What is being asked
Every record that follows must be duplicated exactly, with images left out.

-- Start of Supplied entries --

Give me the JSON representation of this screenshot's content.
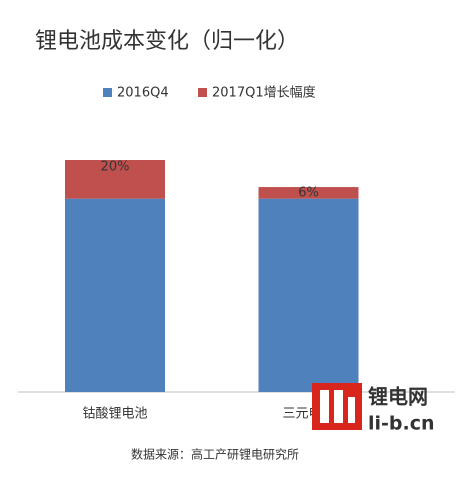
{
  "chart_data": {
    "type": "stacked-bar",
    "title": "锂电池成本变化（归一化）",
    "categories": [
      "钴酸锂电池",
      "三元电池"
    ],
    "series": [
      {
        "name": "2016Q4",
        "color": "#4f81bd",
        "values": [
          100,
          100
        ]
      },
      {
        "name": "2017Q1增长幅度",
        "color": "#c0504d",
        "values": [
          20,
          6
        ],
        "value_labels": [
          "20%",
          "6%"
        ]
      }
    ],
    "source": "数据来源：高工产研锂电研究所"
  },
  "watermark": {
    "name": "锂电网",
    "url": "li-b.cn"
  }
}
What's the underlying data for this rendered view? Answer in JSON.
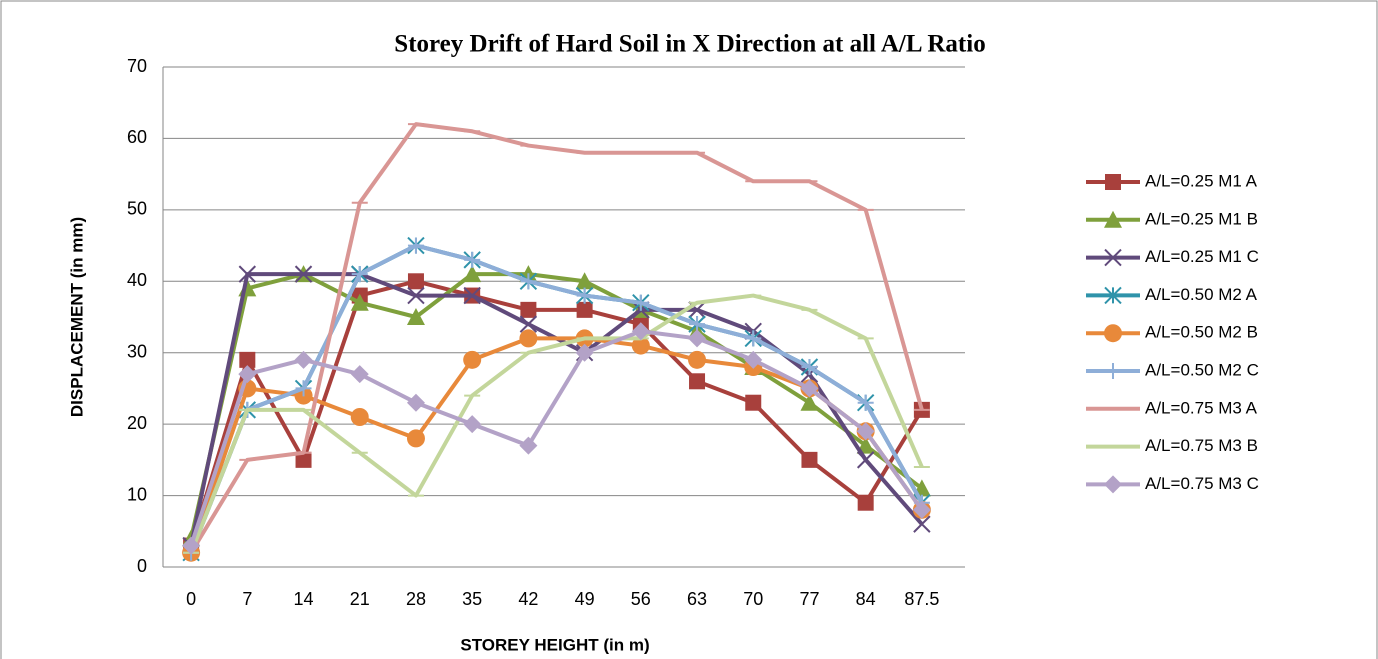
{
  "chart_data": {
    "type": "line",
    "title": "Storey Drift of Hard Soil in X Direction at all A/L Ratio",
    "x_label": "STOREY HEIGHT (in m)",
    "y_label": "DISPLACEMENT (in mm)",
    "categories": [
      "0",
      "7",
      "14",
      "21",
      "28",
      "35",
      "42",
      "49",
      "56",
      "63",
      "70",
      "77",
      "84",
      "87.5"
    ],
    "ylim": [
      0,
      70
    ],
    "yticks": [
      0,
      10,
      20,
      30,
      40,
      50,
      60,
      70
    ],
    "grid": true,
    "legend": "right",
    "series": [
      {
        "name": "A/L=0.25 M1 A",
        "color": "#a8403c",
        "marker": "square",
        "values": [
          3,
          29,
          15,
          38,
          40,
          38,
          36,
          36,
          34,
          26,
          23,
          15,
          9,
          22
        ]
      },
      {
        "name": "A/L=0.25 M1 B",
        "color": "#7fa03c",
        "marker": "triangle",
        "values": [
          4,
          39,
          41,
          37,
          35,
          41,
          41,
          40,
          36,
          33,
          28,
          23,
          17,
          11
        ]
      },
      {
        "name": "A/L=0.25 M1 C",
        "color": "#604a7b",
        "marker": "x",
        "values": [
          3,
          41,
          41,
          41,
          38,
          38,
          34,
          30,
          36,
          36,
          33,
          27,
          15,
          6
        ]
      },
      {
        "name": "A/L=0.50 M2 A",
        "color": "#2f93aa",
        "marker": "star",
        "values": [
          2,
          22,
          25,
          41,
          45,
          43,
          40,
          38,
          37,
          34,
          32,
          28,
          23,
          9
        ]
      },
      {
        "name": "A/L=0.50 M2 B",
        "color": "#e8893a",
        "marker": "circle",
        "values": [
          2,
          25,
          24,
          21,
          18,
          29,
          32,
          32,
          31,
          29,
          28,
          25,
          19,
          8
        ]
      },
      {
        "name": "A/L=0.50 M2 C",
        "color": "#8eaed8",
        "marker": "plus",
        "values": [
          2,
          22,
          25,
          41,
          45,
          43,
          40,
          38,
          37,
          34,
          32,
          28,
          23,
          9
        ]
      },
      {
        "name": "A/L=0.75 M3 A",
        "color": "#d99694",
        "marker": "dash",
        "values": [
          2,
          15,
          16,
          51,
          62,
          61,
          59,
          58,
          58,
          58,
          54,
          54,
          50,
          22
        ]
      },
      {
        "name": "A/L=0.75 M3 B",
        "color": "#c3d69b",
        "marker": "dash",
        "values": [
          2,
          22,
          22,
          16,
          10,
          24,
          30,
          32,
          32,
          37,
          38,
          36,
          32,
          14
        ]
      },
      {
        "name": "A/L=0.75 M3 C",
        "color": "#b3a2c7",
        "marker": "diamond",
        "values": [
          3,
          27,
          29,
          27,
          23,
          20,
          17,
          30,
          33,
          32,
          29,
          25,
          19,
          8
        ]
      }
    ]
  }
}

-- End of Supplied entries --

Written solution
Give me the JSON representation of this screenshot's content.
{
  "chart_data": {
    "type": "stacked-bar",
    "title": "锂电池成本变化（归一化）",
    "categories": [
      "钴酸锂电池",
      "三元电池"
    ],
    "series": [
      {
        "name": "2016Q4",
        "color": "#4f81bd",
        "values": [
          100,
          100
        ]
      },
      {
        "name": "2017Q1增长幅度",
        "color": "#c0504d",
        "values": [
          20,
          6
        ],
        "value_labels": [
          "20%",
          "6%"
        ]
      }
    ],
    "source": "数据来源：高工产研锂电研究所"
  },
  "watermark": {
    "name": "锂电网",
    "url": "li-b.cn"
  }
}
What's the underlying data for this rendered view? Answer in JSON.
{
  "chart_data": {
    "type": "line",
    "title": "Storey Drift of Hard Soil in X Direction at all A/L Ratio",
    "x_label": "STOREY HEIGHT (in m)",
    "y_label": "DISPLACEMENT (in mm)",
    "categories": [
      "0",
      "7",
      "14",
      "21",
      "28",
      "35",
      "42",
      "49",
      "56",
      "63",
      "70",
      "77",
      "84",
      "87.5"
    ],
    "ylim": [
      0,
      70
    ],
    "yticks": [
      0,
      10,
      20,
      30,
      40,
      50,
      60,
      70
    ],
    "grid": true,
    "legend": "right",
    "series": [
      {
        "name": "A/L=0.25 M1 A",
        "color": "#a8403c",
        "marker": "square",
        "values": [
          3,
          29,
          15,
          38,
          40,
          38,
          36,
          36,
          34,
          26,
          23,
          15,
          9,
          22
        ]
      },
      {
        "name": "A/L=0.25 M1 B",
        "color": "#7fa03c",
        "marker": "triangle",
        "values": [
          4,
          39,
          41,
          37,
          35,
          41,
          41,
          40,
          36,
          33,
          28,
          23,
          17,
          11
        ]
      },
      {
        "name": "A/L=0.25 M1 C",
        "color": "#604a7b",
        "marker": "x",
        "values": [
          3,
          41,
          41,
          41,
          38,
          38,
          34,
          30,
          36,
          36,
          33,
          27,
          15,
          6
        ]
      },
      {
        "name": "A/L=0.50 M2 A",
        "color": "#2f93aa",
        "marker": "star",
        "values": [
          2,
          22,
          25,
          41,
          45,
          43,
          40,
          38,
          37,
          34,
          32,
          28,
          23,
          9
        ]
      },
      {
        "name": "A/L=0.50 M2 B",
        "color": "#e8893a",
        "marker": "circle",
        "values": [
          2,
          25,
          24,
          21,
          18,
          29,
          32,
          32,
          31,
          29,
          28,
          25,
          19,
          8
        ]
      },
      {
        "name": "A/L=0.50 M2 C",
        "color": "#8eaed8",
        "marker": "plus",
        "values": [
          2,
          22,
          25,
          41,
          45,
          43,
          40,
          38,
          37,
          34,
          32,
          28,
          23,
          9
        ]
      },
      {
        "name": "A/L=0.75 M3 A",
        "color": "#d99694",
        "marker": "dash",
        "values": [
          2,
          15,
          16,
          51,
          62,
          61,
          59,
          58,
          58,
          58,
          54,
          54,
          50,
          22
        ]
      },
      {
        "name": "A/L=0.75 M3 B",
        "color": "#c3d69b",
        "marker": "dash",
        "values": [
          2,
          22,
          22,
          16,
          10,
          24,
          30,
          32,
          32,
          37,
          38,
          36,
          32,
          14
        ]
      },
      {
        "name": "A/L=0.75 M3 C",
        "color": "#b3a2c7",
        "marker": "diamond",
        "values": [
          3,
          27,
          29,
          27,
          23,
          20,
          17,
          30,
          33,
          32,
          29,
          25,
          19,
          8
        ]
      }
    ]
  }
}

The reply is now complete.